Your objective ::
How many lines in the records below hold the string "JSON"? Answer with the number alone.

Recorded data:
(begin)
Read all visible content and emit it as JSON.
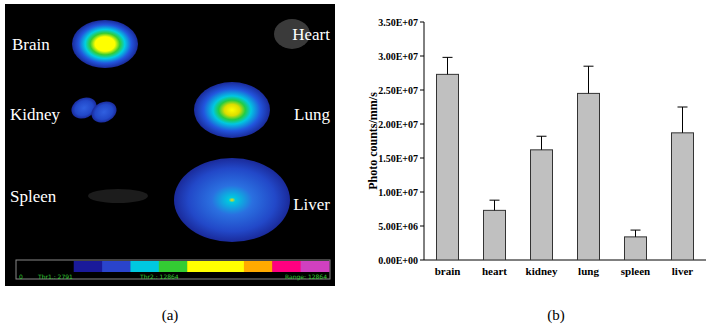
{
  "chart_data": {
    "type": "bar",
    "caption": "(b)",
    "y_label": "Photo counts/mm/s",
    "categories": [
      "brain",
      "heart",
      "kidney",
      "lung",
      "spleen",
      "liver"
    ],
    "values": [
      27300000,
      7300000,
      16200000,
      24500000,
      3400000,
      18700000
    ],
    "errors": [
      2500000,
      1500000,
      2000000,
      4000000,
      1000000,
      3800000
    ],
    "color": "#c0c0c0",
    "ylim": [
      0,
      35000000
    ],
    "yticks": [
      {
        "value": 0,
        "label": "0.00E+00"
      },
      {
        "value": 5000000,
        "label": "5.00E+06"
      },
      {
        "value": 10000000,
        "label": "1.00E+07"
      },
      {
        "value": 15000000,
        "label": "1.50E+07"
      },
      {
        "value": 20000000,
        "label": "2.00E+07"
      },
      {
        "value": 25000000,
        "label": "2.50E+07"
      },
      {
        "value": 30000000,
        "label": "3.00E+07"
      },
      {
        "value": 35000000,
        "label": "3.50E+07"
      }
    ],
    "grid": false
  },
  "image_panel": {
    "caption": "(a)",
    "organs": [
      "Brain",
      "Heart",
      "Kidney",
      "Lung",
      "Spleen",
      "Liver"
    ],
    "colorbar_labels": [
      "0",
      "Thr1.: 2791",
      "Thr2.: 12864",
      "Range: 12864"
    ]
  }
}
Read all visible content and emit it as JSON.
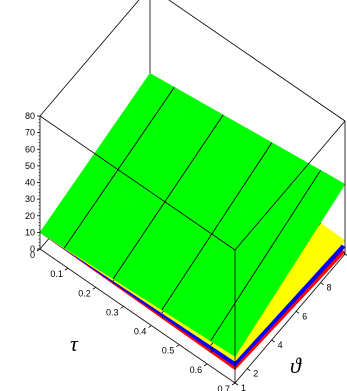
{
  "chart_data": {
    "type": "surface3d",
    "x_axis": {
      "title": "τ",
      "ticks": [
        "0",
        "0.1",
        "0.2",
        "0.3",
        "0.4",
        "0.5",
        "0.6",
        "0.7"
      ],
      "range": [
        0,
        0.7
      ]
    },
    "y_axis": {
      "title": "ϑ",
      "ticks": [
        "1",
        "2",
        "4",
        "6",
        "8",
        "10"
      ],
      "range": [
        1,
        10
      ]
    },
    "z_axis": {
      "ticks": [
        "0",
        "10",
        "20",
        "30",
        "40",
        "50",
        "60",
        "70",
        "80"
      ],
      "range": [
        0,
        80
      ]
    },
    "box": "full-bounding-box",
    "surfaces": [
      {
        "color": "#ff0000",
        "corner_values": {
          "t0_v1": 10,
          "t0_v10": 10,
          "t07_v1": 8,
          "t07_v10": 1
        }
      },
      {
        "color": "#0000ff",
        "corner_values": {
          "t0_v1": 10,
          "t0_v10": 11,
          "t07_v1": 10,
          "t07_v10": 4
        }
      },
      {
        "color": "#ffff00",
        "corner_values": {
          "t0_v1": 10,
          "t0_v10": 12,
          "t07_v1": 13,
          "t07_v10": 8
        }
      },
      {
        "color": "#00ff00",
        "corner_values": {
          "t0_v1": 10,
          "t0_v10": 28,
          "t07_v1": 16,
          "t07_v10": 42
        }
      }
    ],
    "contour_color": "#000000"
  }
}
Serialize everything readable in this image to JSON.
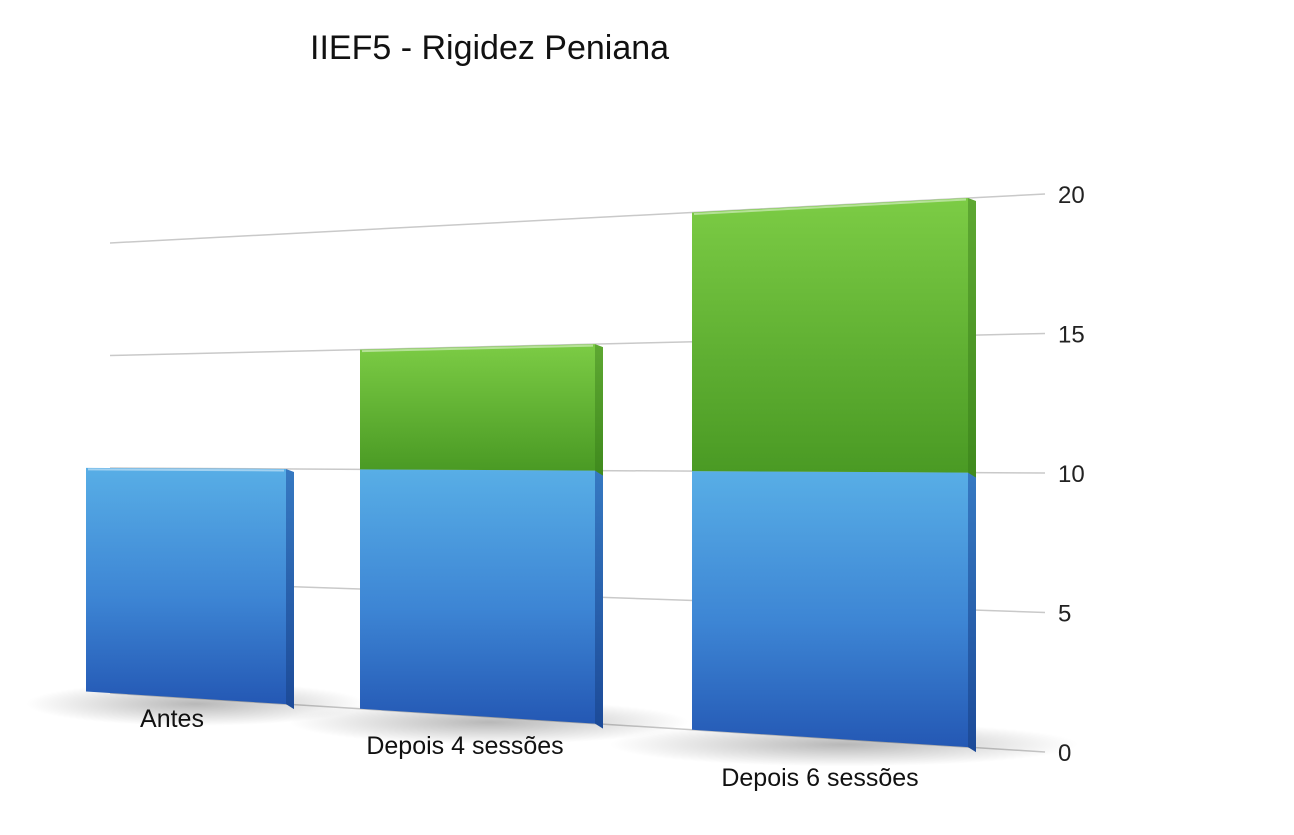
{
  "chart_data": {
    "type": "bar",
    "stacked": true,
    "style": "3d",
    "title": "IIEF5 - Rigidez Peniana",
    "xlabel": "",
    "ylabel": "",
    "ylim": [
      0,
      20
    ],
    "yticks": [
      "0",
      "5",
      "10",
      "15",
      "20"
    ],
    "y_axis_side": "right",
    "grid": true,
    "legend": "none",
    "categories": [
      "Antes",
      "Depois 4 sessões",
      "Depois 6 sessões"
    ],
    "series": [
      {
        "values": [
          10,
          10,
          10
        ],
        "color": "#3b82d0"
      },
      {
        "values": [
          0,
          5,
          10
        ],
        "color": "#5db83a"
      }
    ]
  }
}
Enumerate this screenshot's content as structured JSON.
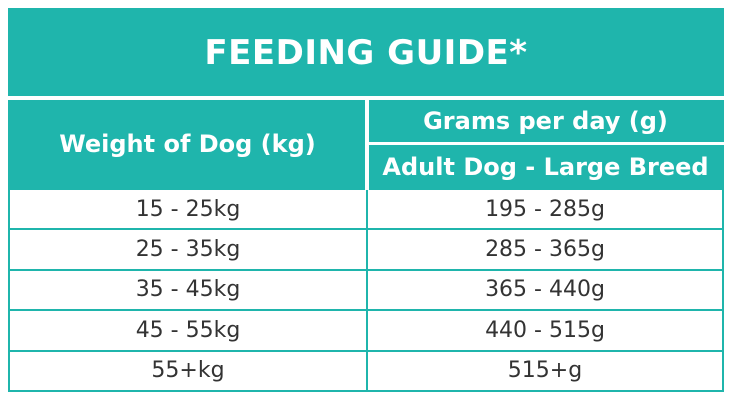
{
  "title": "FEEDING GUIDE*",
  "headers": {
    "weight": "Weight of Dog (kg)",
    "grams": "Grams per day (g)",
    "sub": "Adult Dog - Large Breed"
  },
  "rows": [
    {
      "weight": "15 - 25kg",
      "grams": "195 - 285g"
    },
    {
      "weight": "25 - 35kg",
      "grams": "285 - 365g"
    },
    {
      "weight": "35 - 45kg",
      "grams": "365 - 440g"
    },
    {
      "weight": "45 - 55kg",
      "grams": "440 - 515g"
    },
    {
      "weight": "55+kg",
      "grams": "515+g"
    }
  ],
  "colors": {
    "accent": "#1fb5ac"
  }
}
(end)
Full output ::
4